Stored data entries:
━━━

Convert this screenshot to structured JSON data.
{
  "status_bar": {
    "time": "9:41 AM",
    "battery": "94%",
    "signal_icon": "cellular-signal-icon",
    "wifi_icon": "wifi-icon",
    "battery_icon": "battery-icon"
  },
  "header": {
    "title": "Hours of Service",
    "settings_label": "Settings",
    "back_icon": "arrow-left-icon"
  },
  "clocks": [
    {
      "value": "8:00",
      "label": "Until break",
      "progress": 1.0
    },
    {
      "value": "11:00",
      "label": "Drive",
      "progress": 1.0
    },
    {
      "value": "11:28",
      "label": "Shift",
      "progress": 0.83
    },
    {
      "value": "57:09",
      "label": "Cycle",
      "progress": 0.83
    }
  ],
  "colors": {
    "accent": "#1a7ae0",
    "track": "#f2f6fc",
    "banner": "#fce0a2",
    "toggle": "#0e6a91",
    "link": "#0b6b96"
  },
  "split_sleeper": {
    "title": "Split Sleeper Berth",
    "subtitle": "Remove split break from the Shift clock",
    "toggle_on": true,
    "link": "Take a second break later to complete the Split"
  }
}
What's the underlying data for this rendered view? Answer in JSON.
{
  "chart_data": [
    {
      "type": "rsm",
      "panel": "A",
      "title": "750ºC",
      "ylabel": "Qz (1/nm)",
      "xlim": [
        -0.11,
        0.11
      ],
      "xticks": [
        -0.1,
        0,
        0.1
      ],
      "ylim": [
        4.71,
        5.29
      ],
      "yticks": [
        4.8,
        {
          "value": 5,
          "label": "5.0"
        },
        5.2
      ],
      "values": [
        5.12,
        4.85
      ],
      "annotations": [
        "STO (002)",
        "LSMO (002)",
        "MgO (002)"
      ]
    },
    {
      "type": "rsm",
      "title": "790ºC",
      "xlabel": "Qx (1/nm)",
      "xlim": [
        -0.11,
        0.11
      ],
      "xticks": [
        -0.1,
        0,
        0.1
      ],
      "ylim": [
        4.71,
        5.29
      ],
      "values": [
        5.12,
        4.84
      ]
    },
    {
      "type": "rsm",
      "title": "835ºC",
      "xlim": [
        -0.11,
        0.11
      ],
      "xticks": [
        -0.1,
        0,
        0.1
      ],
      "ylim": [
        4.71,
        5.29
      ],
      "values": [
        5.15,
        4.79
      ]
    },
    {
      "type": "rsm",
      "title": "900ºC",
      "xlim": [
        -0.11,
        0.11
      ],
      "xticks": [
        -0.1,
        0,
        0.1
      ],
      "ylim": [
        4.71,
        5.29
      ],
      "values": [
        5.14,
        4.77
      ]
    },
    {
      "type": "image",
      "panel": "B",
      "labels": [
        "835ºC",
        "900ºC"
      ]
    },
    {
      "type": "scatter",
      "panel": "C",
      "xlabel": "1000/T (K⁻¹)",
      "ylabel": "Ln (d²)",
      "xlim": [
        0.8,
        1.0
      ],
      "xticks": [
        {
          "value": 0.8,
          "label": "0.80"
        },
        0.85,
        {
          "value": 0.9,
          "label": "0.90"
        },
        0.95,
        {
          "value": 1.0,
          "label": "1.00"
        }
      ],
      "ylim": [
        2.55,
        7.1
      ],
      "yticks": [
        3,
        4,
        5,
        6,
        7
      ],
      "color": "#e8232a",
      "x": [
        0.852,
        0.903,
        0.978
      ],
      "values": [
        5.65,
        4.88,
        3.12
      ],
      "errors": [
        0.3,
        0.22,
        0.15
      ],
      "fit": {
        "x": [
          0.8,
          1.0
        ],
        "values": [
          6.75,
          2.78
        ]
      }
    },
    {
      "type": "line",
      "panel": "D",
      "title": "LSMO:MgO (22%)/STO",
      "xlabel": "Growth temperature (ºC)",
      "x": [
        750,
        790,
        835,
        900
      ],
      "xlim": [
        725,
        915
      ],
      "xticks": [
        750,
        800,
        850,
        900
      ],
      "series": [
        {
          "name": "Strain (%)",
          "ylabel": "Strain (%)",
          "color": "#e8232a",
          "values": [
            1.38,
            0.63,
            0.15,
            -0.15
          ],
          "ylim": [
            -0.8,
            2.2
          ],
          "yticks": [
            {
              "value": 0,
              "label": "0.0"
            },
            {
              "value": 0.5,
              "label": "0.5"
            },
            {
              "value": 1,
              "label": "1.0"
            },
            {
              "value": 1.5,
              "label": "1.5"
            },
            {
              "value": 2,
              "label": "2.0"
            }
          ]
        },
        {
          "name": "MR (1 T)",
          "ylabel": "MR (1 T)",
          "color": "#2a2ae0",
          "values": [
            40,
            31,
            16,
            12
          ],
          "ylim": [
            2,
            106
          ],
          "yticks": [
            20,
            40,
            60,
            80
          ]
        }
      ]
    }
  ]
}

━━━

Exactly reproduce all of the entries above.

**Answer to the problem:**
Convert this screenshot to structured JSON data.
{
  "status_bar": {
    "time": "9:41 AM",
    "battery": "94%",
    "signal_icon": "cellular-signal-icon",
    "wifi_icon": "wifi-icon",
    "battery_icon": "battery-icon"
  },
  "header": {
    "title": "Hours of Service",
    "settings_label": "Settings",
    "back_icon": "arrow-left-icon"
  },
  "clocks": [
    {
      "value": "8:00",
      "label": "Until break",
      "progress": 1.0
    },
    {
      "value": "11:00",
      "label": "Drive",
      "progress": 1.0
    },
    {
      "value": "11:28",
      "label": "Shift",
      "progress": 0.83
    },
    {
      "value": "57:09",
      "label": "Cycle",
      "progress": 0.83
    }
  ],
  "colors": {
    "accent": "#1a7ae0",
    "track": "#f2f6fc",
    "banner": "#fce0a2",
    "toggle": "#0e6a91",
    "link": "#0b6b96"
  },
  "split_sleeper": {
    "title": "Split Sleeper Berth",
    "subtitle": "Remove split break from the Shift clock",
    "toggle_on": true,
    "link": "Take a second break later to complete the Split"
  }
}
What's the underlying data for this rendered view? Answer in JSON.
{
  "chart_data": [
    {
      "type": "rsm",
      "panel": "A",
      "title": "750ºC",
      "ylabel": "Qz (1/nm)",
      "xlim": [
        -0.11,
        0.11
      ],
      "xticks": [
        -0.1,
        0,
        0.1
      ],
      "ylim": [
        4.71,
        5.29
      ],
      "yticks": [
        4.8,
        {
          "value": 5,
          "label": "5.0"
        },
        5.2
      ],
      "values": [
        5.12,
        4.85
      ],
      "annotations": [
        "STO (002)",
        "LSMO (002)",
        "MgO (002)"
      ]
    },
    {
      "type": "rsm",
      "title": "790ºC",
      "xlabel": "Qx (1/nm)",
      "xlim": [
        -0.11,
        0.11
      ],
      "xticks": [
        -0.1,
        0,
        0.1
      ],
      "ylim": [
        4.71,
        5.29
      ],
      "values": [
        5.12,
        4.84
      ]
    },
    {
      "type": "rsm",
      "title": "835ºC",
      "xlim": [
        -0.11,
        0.11
      ],
      "xticks": [
        -0.1,
        0,
        0.1
      ],
      "ylim": [
        4.71,
        5.29
      ],
      "values": [
        5.15,
        4.79
      ]
    },
    {
      "type": "rsm",
      "title": "900ºC",
      "xlim": [
        -0.11,
        0.11
      ],
      "xticks": [
        -0.1,
        0,
        0.1
      ],
      "ylim": [
        4.71,
        5.29
      ],
      "values": [
        5.14,
        4.77
      ]
    },
    {
      "type": "image",
      "panel": "B",
      "labels": [
        "835ºC",
        "900ºC"
      ]
    },
    {
      "type": "scatter",
      "panel": "C",
      "xlabel": "1000/T (K⁻¹)",
      "ylabel": "Ln (d²)",
      "xlim": [
        0.8,
        1.0
      ],
      "xticks": [
        {
          "value": 0.8,
          "label": "0.80"
        },
        0.85,
        {
          "value": 0.9,
          "label": "0.90"
        },
        0.95,
        {
          "value": 1.0,
          "label": "1.00"
        }
      ],
      "ylim": [
        2.55,
        7.1
      ],
      "yticks": [
        3,
        4,
        5,
        6,
        7
      ],
      "color": "#e8232a",
      "x": [
        0.852,
        0.903,
        0.978
      ],
      "values": [
        5.65,
        4.88,
        3.12
      ],
      "errors": [
        0.3,
        0.22,
        0.15
      ],
      "fit": {
        "x": [
          0.8,
          1.0
        ],
        "values": [
          6.75,
          2.78
        ]
      }
    },
    {
      "type": "line",
      "panel": "D",
      "title": "LSMO:MgO (22%)/STO",
      "xlabel": "Growth temperature (ºC)",
      "x": [
        750,
        790,
        835,
        900
      ],
      "xlim": [
        725,
        915
      ],
      "xticks": [
        750,
        800,
        850,
        900
      ],
      "series": [
        {
          "name": "Strain (%)",
          "ylabel": "Strain (%)",
          "color": "#e8232a",
          "values": [
            1.38,
            0.63,
            0.15,
            -0.15
          ],
          "ylim": [
            -0.8,
            2.2
          ],
          "yticks": [
            {
              "value": 0,
              "label": "0.0"
            },
            {
              "value": 0.5,
              "label": "0.5"
            },
            {
              "value": 1,
              "label": "1.0"
            },
            {
              "value": 1.5,
              "label": "1.5"
            },
            {
              "value": 2,
              "label": "2.0"
            }
          ]
        },
        {
          "name": "MR (1 T)",
          "ylabel": "MR (1 T)",
          "color": "#2a2ae0",
          "values": [
            40,
            31,
            16,
            12
          ],
          "ylim": [
            2,
            106
          ],
          "yticks": [
            20,
            40,
            60,
            80
          ]
        }
      ]
    }
  ]
}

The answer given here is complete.